Requirement »
A word-for-word copy of the data, with no images, is the required answer.

The data »
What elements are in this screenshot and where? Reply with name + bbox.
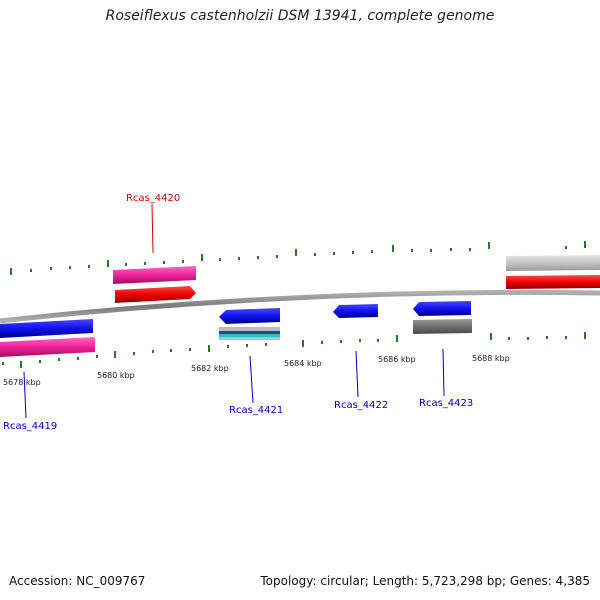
gene-arrow-rcas-4420[interactable] bbox=[115, 286, 196, 303]
feature-bar[interactable] bbox=[413, 319, 472, 334]
outer-tick-row bbox=[10, 241, 586, 275]
leader-line-rcas-4421 bbox=[249, 355, 254, 404]
feature-bar[interactable] bbox=[0, 337, 95, 357]
gene-arrow[interactable] bbox=[506, 275, 600, 289]
tick-label-5686: 5686 kbp bbox=[378, 355, 416, 364]
feature-stripe[interactable] bbox=[219, 334, 280, 337]
gene-arrow-rcas-4422[interactable] bbox=[333, 304, 378, 318]
leader-line-rcas-4423 bbox=[442, 348, 445, 397]
feature-stripe[interactable] bbox=[219, 327, 280, 331]
gene-label-rcas-4419[interactable]: Rcas_4419 bbox=[3, 421, 57, 432]
forward-strand-features bbox=[113, 255, 600, 303]
tick-label-5684: 5684 kbp bbox=[284, 359, 322, 368]
gene-label-rcas-4423[interactable]: Rcas_4423 bbox=[419, 398, 473, 409]
gene-label-rcas-4420[interactable]: Rcas_4420 bbox=[126, 193, 180, 204]
tick-label-5682: 5682 kbp bbox=[191, 364, 229, 373]
feature-stripe[interactable] bbox=[219, 337, 280, 340]
leader-line-rcas-4419 bbox=[23, 371, 27, 419]
reverse-strand-features bbox=[0, 301, 472, 357]
gene-arrow-rcas-4423[interactable] bbox=[413, 301, 471, 316]
accession-text: Accession: NC_009767 bbox=[9, 574, 146, 588]
genome-summary-text: Topology: circular; Length: 5,723,298 bp… bbox=[260, 574, 590, 588]
feature-bar[interactable] bbox=[113, 266, 196, 284]
leader-line-rcas-4422 bbox=[355, 350, 359, 398]
tick-label-5680: 5680 kbp bbox=[97, 371, 135, 380]
gene-label-rcas-4421[interactable]: Rcas_4421 bbox=[229, 405, 283, 416]
tick-label-5688: 5688 kbp bbox=[472, 354, 510, 363]
leader-line-rcas-4420 bbox=[151, 203, 154, 254]
genome-backbone bbox=[0, 289, 600, 324]
feature-bar[interactable] bbox=[506, 255, 600, 271]
map-title: Roseiflexus castenholzii DSM 13941, comp… bbox=[105, 8, 495, 24]
gene-arrow-rcas-4421[interactable] bbox=[219, 308, 280, 324]
inner-tick-row bbox=[2, 332, 586, 368]
feature-stripe[interactable] bbox=[219, 331, 280, 334]
gene-arrow-rcas-4419[interactable] bbox=[0, 319, 93, 338]
gene-label-rcas-4422[interactable]: Rcas_4422 bbox=[334, 400, 388, 411]
tick-label-5678: 5678 kbp bbox=[3, 378, 41, 387]
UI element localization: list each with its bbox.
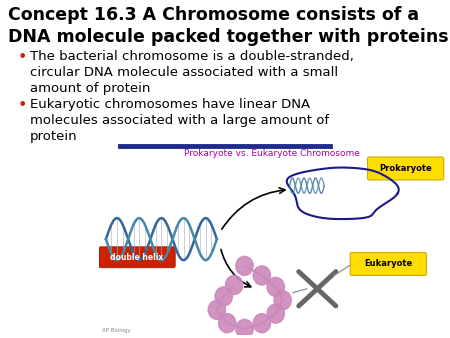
Text: Eukaryote: Eukaryote — [364, 260, 413, 268]
Text: Concept 16.3 A Chromosome consists of a: Concept 16.3 A Chromosome consists of a — [8, 6, 419, 24]
Text: The bacterial chromosome is a double-stranded,: The bacterial chromosome is a double-str… — [30, 50, 354, 63]
FancyBboxPatch shape — [368, 157, 444, 180]
Text: Prokaryote: Prokaryote — [379, 164, 432, 173]
Circle shape — [208, 300, 225, 319]
Text: DNA molecule packed together with proteins: DNA molecule packed together with protei… — [8, 28, 449, 46]
Text: circular DNA molecule associated with a small: circular DNA molecule associated with a … — [30, 66, 338, 79]
Text: Eukaryotic chromosomes have linear DNA: Eukaryotic chromosomes have linear DNA — [30, 98, 310, 111]
Text: AP Biology: AP Biology — [103, 328, 131, 333]
Circle shape — [236, 256, 253, 275]
Circle shape — [274, 291, 291, 310]
Circle shape — [253, 314, 270, 333]
Text: •: • — [18, 50, 27, 65]
Text: protein: protein — [30, 130, 77, 143]
Circle shape — [215, 287, 232, 306]
Text: double helix: double helix — [111, 253, 164, 262]
Circle shape — [267, 304, 284, 323]
Circle shape — [253, 266, 270, 285]
Circle shape — [267, 277, 284, 296]
Circle shape — [225, 275, 243, 294]
Text: •: • — [18, 98, 27, 113]
Circle shape — [236, 319, 253, 338]
FancyBboxPatch shape — [350, 252, 427, 275]
FancyBboxPatch shape — [99, 247, 175, 268]
Circle shape — [219, 314, 236, 333]
Text: Prokaryote vs. Eukaryote Chromosome: Prokaryote vs. Eukaryote Chromosome — [184, 149, 360, 159]
Text: molecules associated with a large amount of: molecules associated with a large amount… — [30, 114, 329, 127]
Text: amount of protein: amount of protein — [30, 82, 150, 95]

Reply »
What elements are in this screenshot and where? Reply with name + bbox.
gene-arrow-rcas-4420[interactable] bbox=[115, 286, 196, 303]
feature-bar[interactable] bbox=[413, 319, 472, 334]
outer-tick-row bbox=[10, 241, 586, 275]
leader-line-rcas-4421 bbox=[249, 355, 254, 404]
feature-bar[interactable] bbox=[0, 337, 95, 357]
gene-arrow[interactable] bbox=[506, 275, 600, 289]
tick-label-5686: 5686 kbp bbox=[378, 355, 416, 364]
feature-stripe[interactable] bbox=[219, 334, 280, 337]
gene-arrow-rcas-4422[interactable] bbox=[333, 304, 378, 318]
leader-line-rcas-4423 bbox=[442, 348, 445, 397]
feature-stripe[interactable] bbox=[219, 327, 280, 331]
gene-label-rcas-4419[interactable]: Rcas_4419 bbox=[3, 421, 57, 432]
forward-strand-features bbox=[113, 255, 600, 303]
tick-label-5684: 5684 kbp bbox=[284, 359, 322, 368]
gene-label-rcas-4423[interactable]: Rcas_4423 bbox=[419, 398, 473, 409]
gene-label-rcas-4420[interactable]: Rcas_4420 bbox=[126, 193, 180, 204]
tick-label-5682: 5682 kbp bbox=[191, 364, 229, 373]
feature-stripe[interactable] bbox=[219, 337, 280, 340]
leader-line-rcas-4419 bbox=[23, 371, 27, 419]
reverse-strand-features bbox=[0, 301, 472, 357]
gene-arrow-rcas-4423[interactable] bbox=[413, 301, 471, 316]
accession-text: Accession: NC_009767 bbox=[9, 574, 146, 588]
genome-summary-text: Topology: circular; Length: 5,723,298 bp… bbox=[260, 574, 590, 588]
feature-bar[interactable] bbox=[113, 266, 196, 284]
leader-line-rcas-4422 bbox=[355, 350, 359, 398]
tick-label-5680: 5680 kbp bbox=[97, 371, 135, 380]
gene-label-rcas-4421[interactable]: Rcas_4421 bbox=[229, 405, 283, 416]
tick-label-5688: 5688 kbp bbox=[472, 354, 510, 363]
leader-line-rcas-4420 bbox=[151, 203, 154, 254]
genome-backbone bbox=[0, 289, 600, 324]
feature-bar[interactable] bbox=[506, 255, 600, 271]
map-title: Roseiflexus castenholzii DSM 13941, comp… bbox=[105, 8, 495, 24]
gene-arrow-rcas-4421[interactable] bbox=[219, 308, 280, 324]
inner-tick-row bbox=[2, 332, 586, 368]
feature-stripe[interactable] bbox=[219, 331, 280, 334]
gene-arrow-rcas-4419[interactable] bbox=[0, 319, 93, 338]
gene-label-rcas-4422[interactable]: Rcas_4422 bbox=[334, 400, 388, 411]
tick-label-5678: 5678 kbp bbox=[3, 378, 41, 387]
UI element localization: list each with its bbox.
Text: Eukaryote: Eukaryote — [364, 260, 413, 268]
Text: Concept 16.3 A Chromosome consists of a: Concept 16.3 A Chromosome consists of a — [8, 6, 419, 24]
Text: The bacterial chromosome is a double-stranded,: The bacterial chromosome is a double-str… — [30, 50, 354, 63]
FancyBboxPatch shape — [368, 157, 444, 180]
Text: Prokaryote: Prokaryote — [379, 164, 432, 173]
Circle shape — [208, 300, 225, 319]
Text: DNA molecule packed together with proteins: DNA molecule packed together with protei… — [8, 28, 449, 46]
Text: circular DNA molecule associated with a small: circular DNA molecule associated with a … — [30, 66, 338, 79]
Text: Eukaryotic chromosomes have linear DNA: Eukaryotic chromosomes have linear DNA — [30, 98, 310, 111]
Text: AP Biology: AP Biology — [103, 328, 131, 333]
Circle shape — [236, 256, 253, 275]
Circle shape — [274, 291, 291, 310]
Circle shape — [253, 314, 270, 333]
Text: •: • — [18, 50, 27, 65]
Text: protein: protein — [30, 130, 77, 143]
Circle shape — [215, 287, 232, 306]
Text: double helix: double helix — [111, 253, 164, 262]
Circle shape — [267, 304, 284, 323]
Circle shape — [253, 266, 270, 285]
Circle shape — [267, 277, 284, 296]
Circle shape — [225, 275, 243, 294]
Text: •: • — [18, 98, 27, 113]
Circle shape — [236, 319, 253, 338]
FancyBboxPatch shape — [350, 252, 427, 275]
FancyBboxPatch shape — [99, 247, 175, 268]
Circle shape — [219, 314, 236, 333]
Text: Prokaryote vs. Eukaryote Chromosome: Prokaryote vs. Eukaryote Chromosome — [184, 149, 360, 159]
Text: molecules associated with a large amount of: molecules associated with a large amount… — [30, 114, 329, 127]
Text: amount of protein: amount of protein — [30, 82, 150, 95]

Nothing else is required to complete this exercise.